Exercise aim — From the items below, pull out every line from the one containing "step-number-badge-6: 6: [1316, 366, 1372, 424]" up to and including the one containing "step-number-badge-2: 2: [447, 366, 504, 424]", and copy each one without change.

Source data:

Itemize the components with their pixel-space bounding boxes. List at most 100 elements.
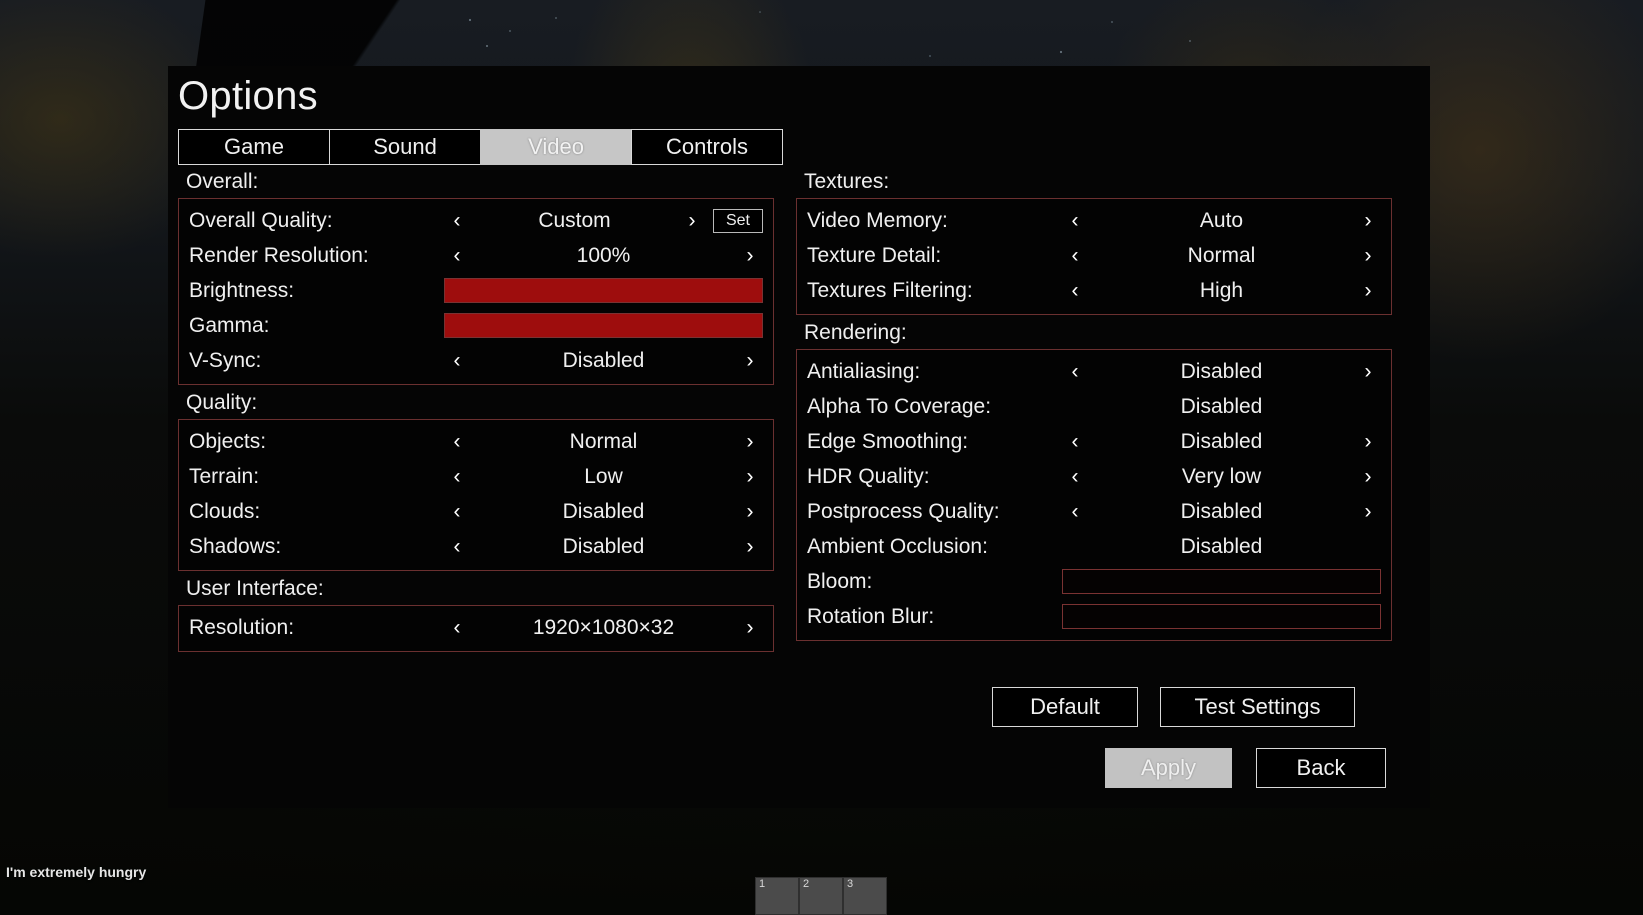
brightness-slider[interactable] (444, 278, 763, 303)
row-textures-filtering: Textures Filtering: ‹ High › (807, 273, 1381, 308)
row-control (1062, 564, 1381, 599)
panel-overall: Overall Quality: ‹ Custom › Set Render R… (178, 198, 774, 385)
arrow-left-icon[interactable]: ‹ (444, 244, 470, 268)
tab-sound[interactable]: Sound (329, 129, 481, 165)
row-control: ‹ Disabled › (1062, 529, 1381, 564)
row-value: Disabled (562, 499, 645, 523)
test-settings-button[interactable]: Test Settings (1160, 687, 1355, 727)
hotbar-slot-3[interactable]: 3 (843, 877, 887, 915)
arrow-right-icon[interactable]: › (1355, 244, 1381, 268)
row-bloom: Bloom: (807, 564, 1381, 599)
back-button[interactable]: Back (1256, 748, 1386, 788)
arrow-left-icon[interactable]: ‹ (444, 535, 470, 559)
arrow-right-icon[interactable]: › (1355, 279, 1381, 303)
row-value: Auto (1199, 208, 1244, 232)
arrow-right-icon[interactable]: › (737, 616, 763, 640)
arrow-right-icon[interactable]: › (1355, 500, 1381, 524)
row-value: 1920×1080×32 (532, 615, 675, 639)
row-control: ‹ Very low › (1062, 459, 1381, 494)
arrow-left-icon[interactable]: ‹ (1062, 244, 1088, 268)
row-texture-detail: Texture Detail: ‹ Normal › (807, 238, 1381, 273)
slider-fill (445, 314, 762, 337)
arrow-left-icon[interactable]: ‹ (444, 209, 470, 233)
row-control: ‹ Disabled › (1062, 494, 1381, 529)
arrow-right-icon[interactable]: › (1355, 209, 1381, 233)
row-label: Bloom: (807, 569, 873, 593)
row-label: Alpha To Coverage: (807, 394, 992, 418)
default-button[interactable]: Default (992, 687, 1138, 727)
arrow-right-icon[interactable]: › (737, 244, 763, 268)
arrow-left-icon[interactable]: ‹ (1062, 430, 1088, 454)
arrow-left-icon[interactable]: ‹ (444, 500, 470, 524)
rotation-blur-slider[interactable] (1062, 604, 1381, 629)
arrow-left-icon[interactable]: ‹ (444, 349, 470, 373)
hotbar-slot-1[interactable]: 1 (755, 877, 799, 915)
row-control: ‹ Low › (444, 459, 763, 494)
gamma-slider[interactable] (444, 313, 763, 338)
arrow-right-icon[interactable]: › (679, 209, 705, 233)
secondary-button-row: Default Test Settings (992, 687, 1355, 727)
panel-quality: Objects: ‹ Normal › Terrain: ‹ Low › Clo… (178, 419, 774, 571)
tab-video[interactable]: Video (480, 129, 632, 165)
row-label: HDR Quality: (807, 464, 930, 488)
arrow-left-icon[interactable]: ‹ (1062, 500, 1088, 524)
options-dialog: Options Game Sound Video Controls Overal… (168, 66, 1430, 808)
arrow-right-icon[interactable]: › (1355, 360, 1381, 384)
row-control: ‹ Custom › Set (444, 203, 763, 238)
row-label: Overall Quality: (189, 208, 333, 232)
section-label-overall: Overall: (186, 170, 259, 193)
arrow-right-icon[interactable]: › (737, 535, 763, 559)
row-control (1062, 599, 1381, 634)
row-label: Render Resolution: (189, 243, 369, 267)
arrow-right-icon[interactable]: › (737, 465, 763, 489)
arrow-left-icon[interactable]: ‹ (1062, 465, 1088, 489)
arrow-right-icon[interactable]: › (737, 500, 763, 524)
set-button[interactable]: Set (712, 208, 763, 233)
arrow-right-icon[interactable]: › (737, 430, 763, 454)
row-ui-resolution: Resolution: ‹ 1920×1080×32 › (189, 610, 763, 645)
row-control (444, 308, 763, 343)
row-overall-quality: Overall Quality: ‹ Custom › Set (189, 203, 763, 238)
bloom-slider[interactable] (1062, 569, 1381, 594)
row-label: V-Sync: (189, 348, 262, 372)
row-postprocess-quality: Postprocess Quality: ‹ Disabled › (807, 494, 1381, 529)
row-value: High (1199, 278, 1244, 302)
apply-button[interactable]: Apply (1105, 748, 1232, 788)
row-rotation-blur: Rotation Blur: (807, 599, 1381, 634)
arrow-right-icon[interactable]: › (1355, 430, 1381, 454)
row-vsync: V-Sync: ‹ Disabled › (189, 343, 763, 378)
tab-controls[interactable]: Controls (631, 129, 783, 165)
row-value: Disabled (1180, 394, 1263, 418)
tab-bar: Game Sound Video Controls (178, 129, 783, 165)
row-label: Gamma: (189, 313, 270, 337)
row-label: Rotation Blur: (807, 604, 935, 628)
row-value: Disabled (1180, 429, 1263, 453)
arrow-left-icon[interactable]: ‹ (1062, 209, 1088, 233)
row-label: Terrain: (189, 464, 260, 488)
arrow-left-icon[interactable]: ‹ (444, 616, 470, 640)
arrow-left-icon[interactable]: ‹ (1062, 360, 1088, 384)
slider-fill (445, 279, 762, 302)
hotbar-slot-2[interactable]: 2 (799, 877, 843, 915)
row-render-resolution: Render Resolution: ‹ 100% › (189, 238, 763, 273)
row-value: Normal (1187, 243, 1256, 267)
row-brightness: Brightness: (189, 273, 763, 308)
arrow-right-icon[interactable]: › (1355, 465, 1381, 489)
row-control: ‹ 100% › (444, 238, 763, 273)
tab-game[interactable]: Game (178, 129, 330, 165)
game-screen: Options Game Sound Video Controls Overal… (0, 0, 1643, 915)
row-control: ‹ Disabled › (444, 494, 763, 529)
arrow-left-icon[interactable]: ‹ (1062, 279, 1088, 303)
arrow-left-icon[interactable]: ‹ (444, 465, 470, 489)
arrow-right-icon[interactable]: › (737, 349, 763, 373)
row-label: Resolution: (189, 615, 295, 639)
arrow-left-icon[interactable]: ‹ (444, 430, 470, 454)
row-value: Disabled (1180, 534, 1263, 558)
row-hdr-quality: HDR Quality: ‹ Very low › (807, 459, 1381, 494)
section-label-rendering: Rendering: (804, 321, 907, 344)
row-value: Very low (1181, 464, 1262, 488)
row-label: Clouds: (189, 499, 261, 523)
row-control: ‹ Disabled › (444, 529, 763, 564)
row-terrain: Terrain: ‹ Low › (189, 459, 763, 494)
section-label-user-interface: User Interface: (186, 577, 324, 600)
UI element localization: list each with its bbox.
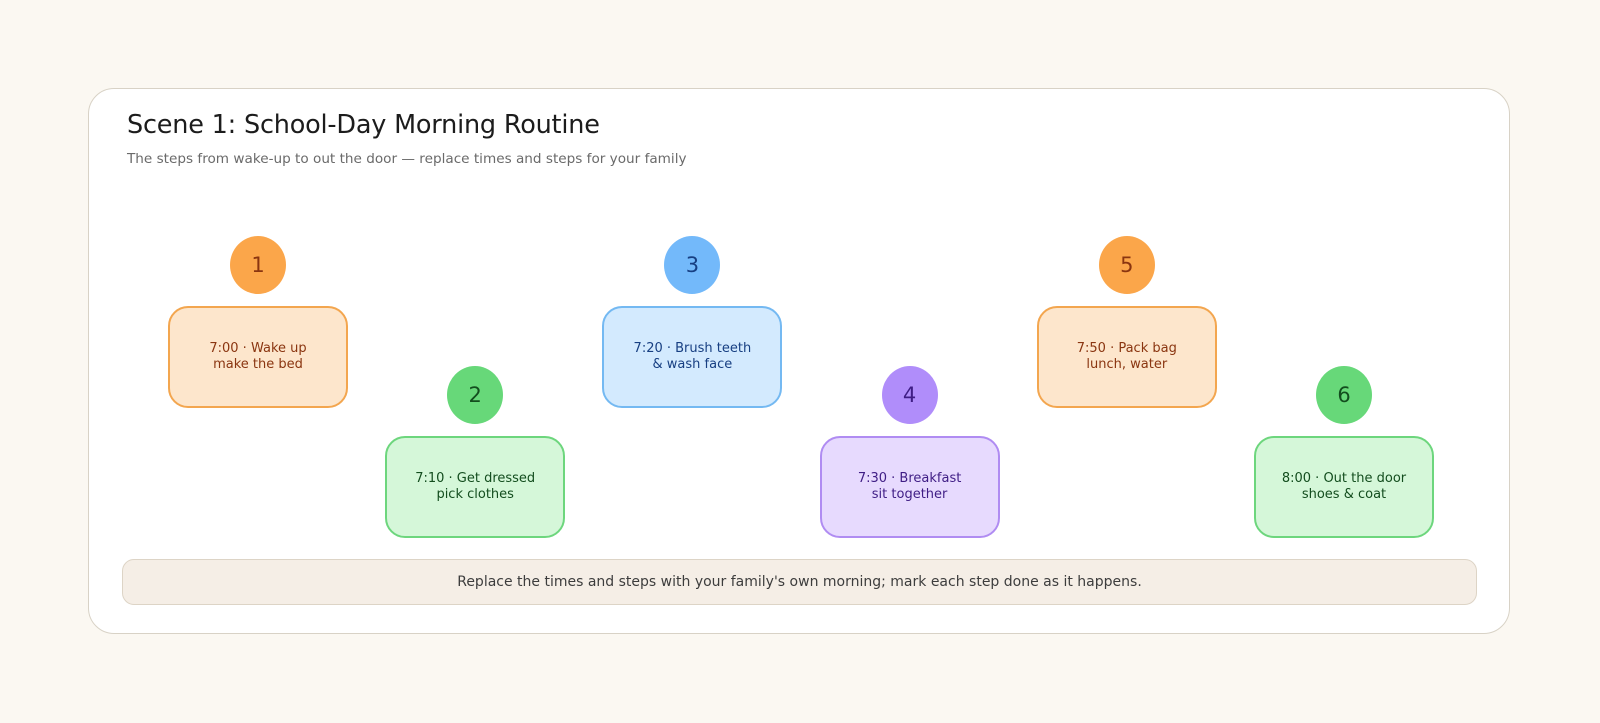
step-number-badge-6: 6: [1316, 366, 1372, 424]
step-box-5: 7:50 · Pack bag lunch, water: [1036, 306, 1217, 408]
step-number: 3: [685, 253, 700, 277]
step-time-label: 7:00 · Wake up: [209, 341, 307, 356]
step-number: 1: [251, 253, 265, 277]
step-number: 4: [902, 383, 917, 407]
step-detail-label: make the bed: [213, 357, 303, 372]
step-detail-label: & wash face: [652, 357, 733, 372]
step-time-label: 8:00 · Out the door: [1281, 471, 1407, 486]
step-box-2: 7:10 · Get dressed pick clothes: [385, 436, 566, 538]
step-box-4: 7:30 · Breakfast sit together: [819, 436, 1000, 538]
step-detail-label: pick clothes: [436, 487, 514, 502]
footer-note: Replace the times and steps with your fa…: [122, 559, 1477, 605]
step-time-label: 7:20 · Brush teeth: [633, 341, 752, 356]
step-number-badge-5: 5: [1098, 236, 1155, 294]
step-number: 5: [1120, 253, 1134, 277]
footer-note-text: Replace the times and steps with your fa…: [457, 574, 1142, 590]
step-number-badge-4: 4: [881, 366, 938, 424]
step-number-badge-1: 1: [230, 236, 286, 294]
step-number-badge-2: 2: [447, 366, 504, 424]
routine-diagram: 7:00 · Wake up make the bed 1 7:10 · Get dr…: [0, 0, 1600, 723]
step-number: 6: [1337, 383, 1351, 407]
step-box-3: 7:20 · Brush teeth & wash face: [602, 306, 783, 408]
step-detail-label: lunch, water: [1086, 357, 1168, 372]
step-detail-label: shoes & coat: [1301, 487, 1387, 502]
step-number: 2: [468, 383, 482, 407]
step-number-badge-3: 3: [664, 236, 721, 294]
step-detail-label: sit together: [871, 487, 948, 502]
step-time-label: 7:30 · Breakfast: [857, 471, 962, 486]
step-time-label: 7:50 · Pack bag: [1076, 341, 1177, 356]
step-box-1: 7:00 · Wake up make the bed: [168, 306, 348, 408]
step-time-label: 7:10 · Get dressed: [415, 471, 536, 486]
step-box-6: 8:00 · Out the door shoes & coat: [1254, 436, 1434, 538]
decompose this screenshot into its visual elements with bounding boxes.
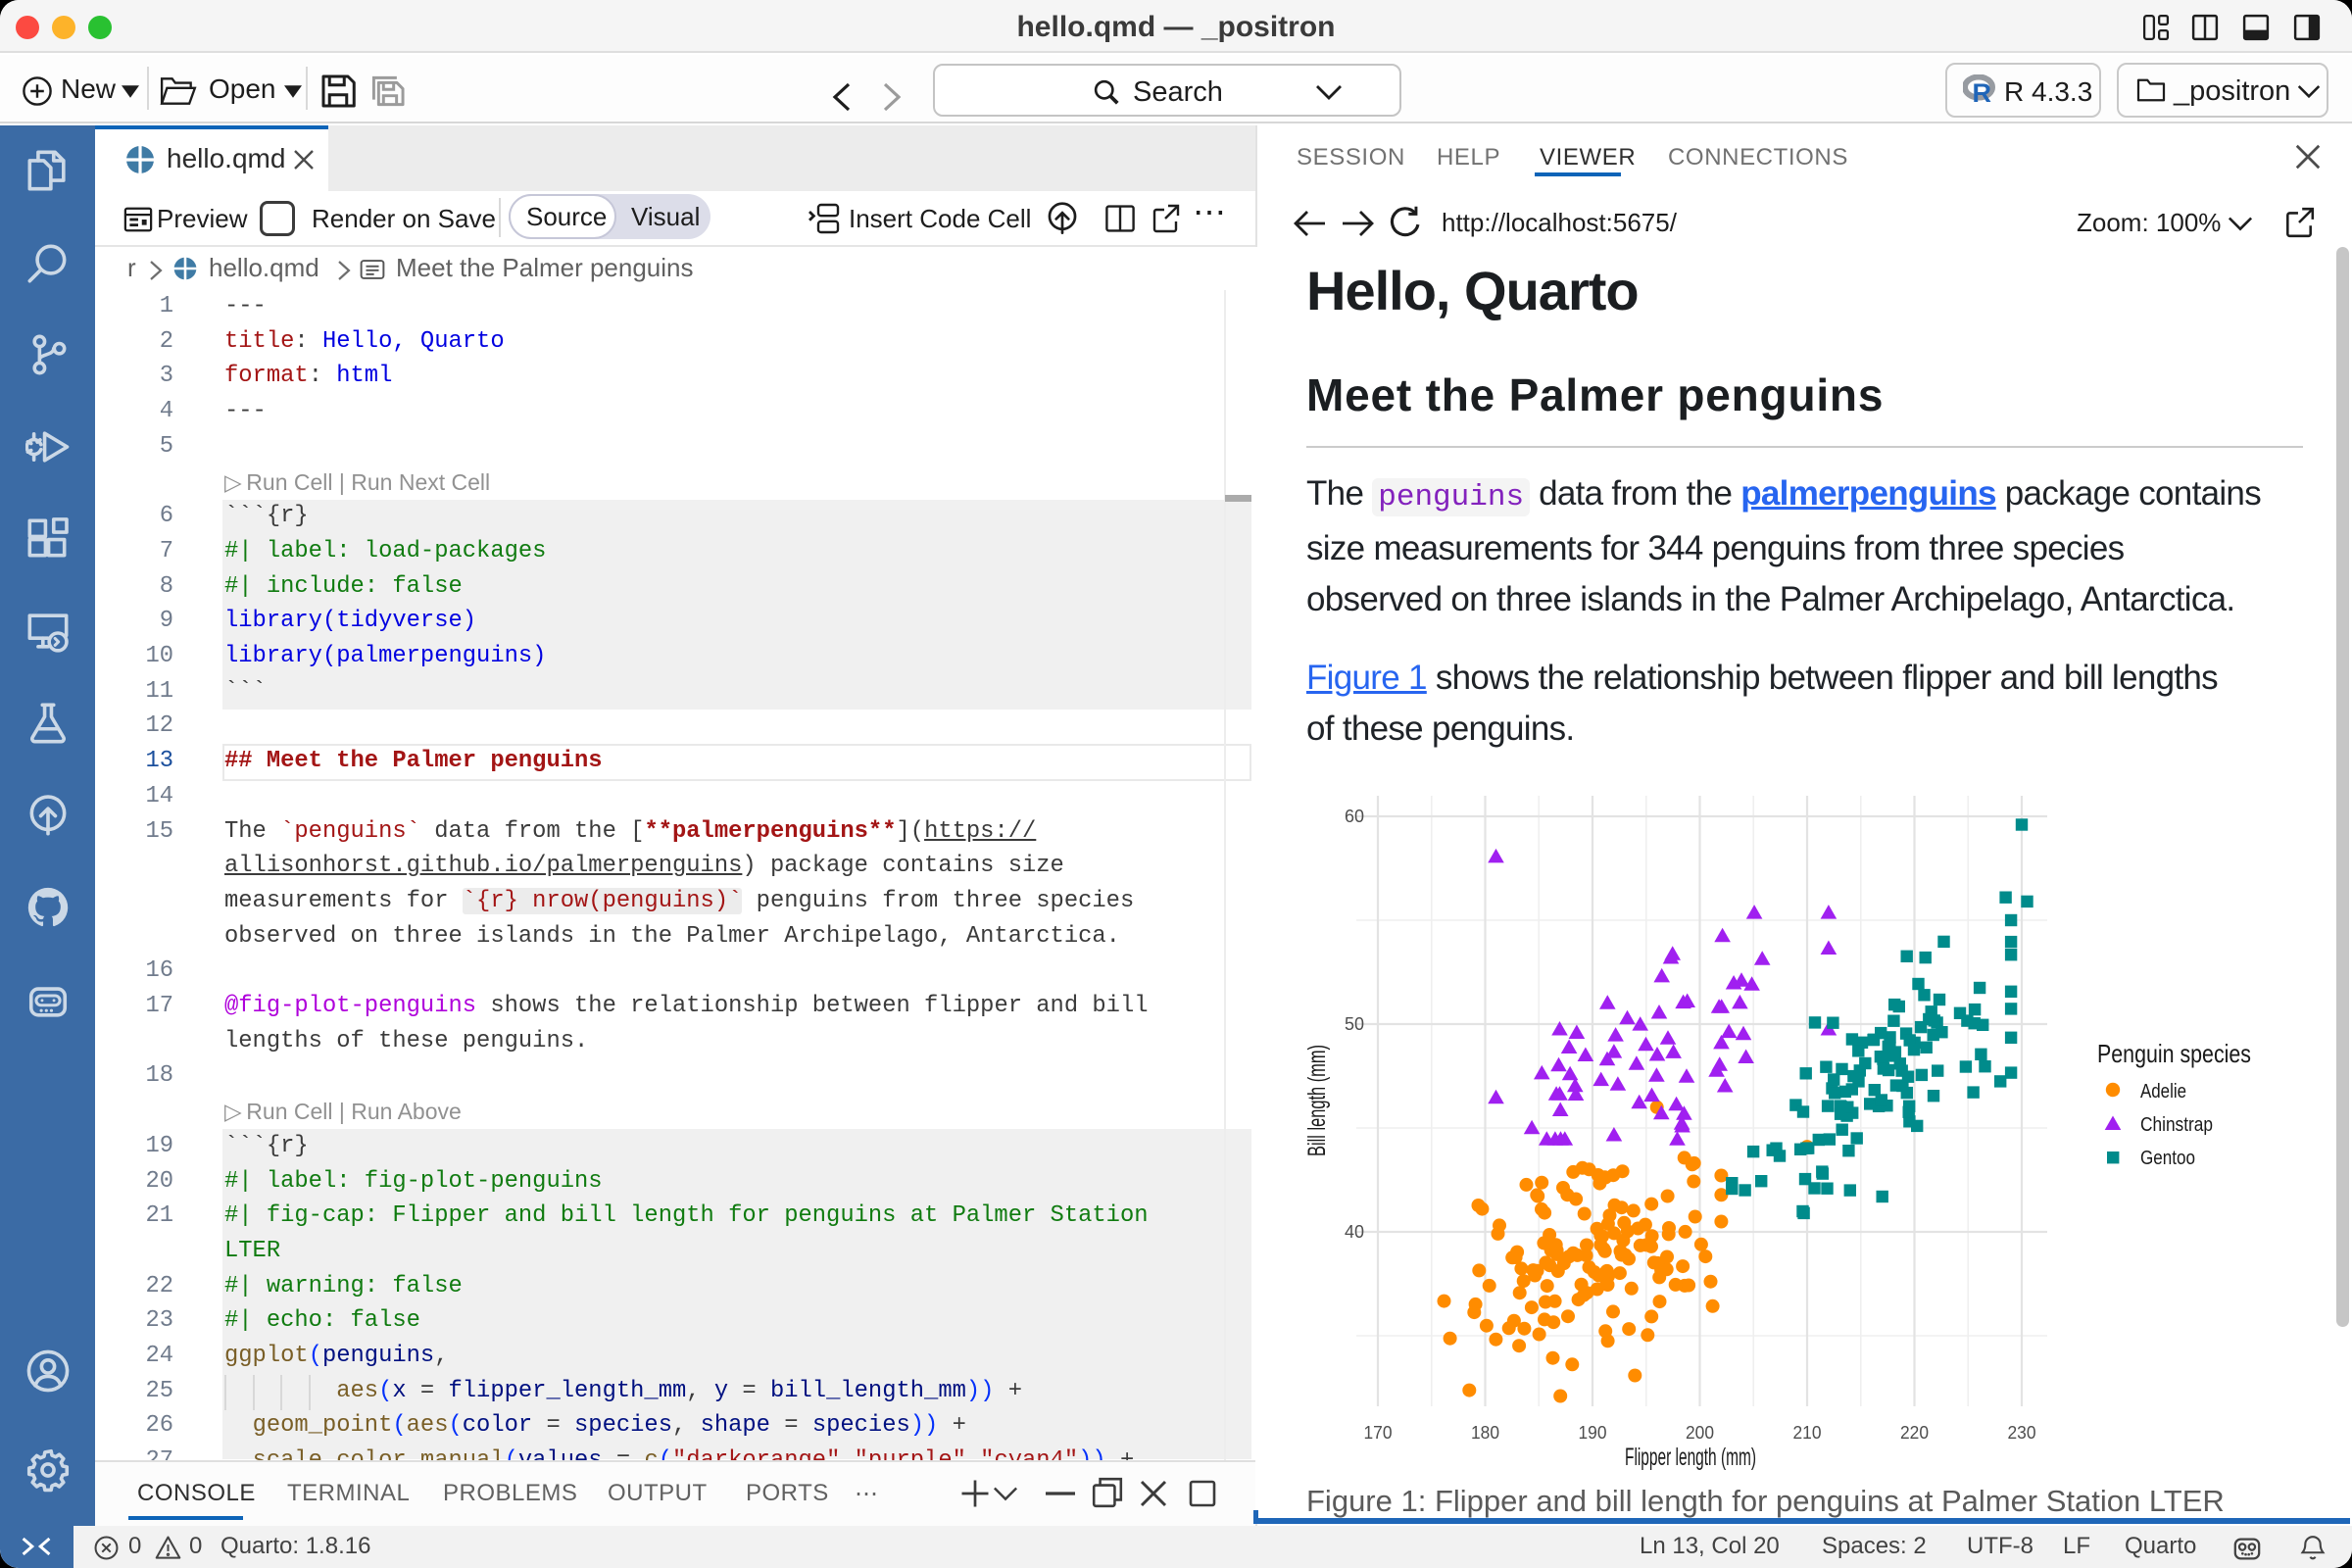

Complete response —
step-number-badge-6: 6: [1316, 366, 1372, 424]
step-box-5: 7:50 · Pack bag lunch, water: [1036, 306, 1217, 408]
step-number: 3: [685, 253, 700, 277]
step-time-label: 7:00 · Wake up: [209, 341, 307, 356]
step-number: 1: [251, 253, 265, 277]
step-number: 4: [902, 383, 917, 407]
step-detail-label: make the bed: [213, 357, 303, 372]
step-detail-label: & wash face: [652, 357, 733, 372]
step-time-label: 8:00 · Out the door: [1281, 471, 1407, 486]
step-box-2: 7:10 · Get dressed pick clothes: [385, 436, 566, 538]
step-box-4: 7:30 · Breakfast sit together: [819, 436, 1000, 538]
step-detail-label: pick clothes: [436, 487, 514, 502]
footer-note: Replace the times and steps with your fa…: [122, 559, 1477, 605]
step-time-label: 7:20 · Brush teeth: [633, 341, 752, 356]
step-number-badge-5: 5: [1098, 236, 1155, 294]
step-number: 5: [1120, 253, 1134, 277]
footer-note-text: Replace the times and steps with your fa…: [457, 574, 1142, 590]
step-number-badge-4: 4: [881, 366, 938, 424]
step-number-badge-1: 1: [230, 236, 286, 294]
step-number-badge-2: 2: [447, 366, 504, 424]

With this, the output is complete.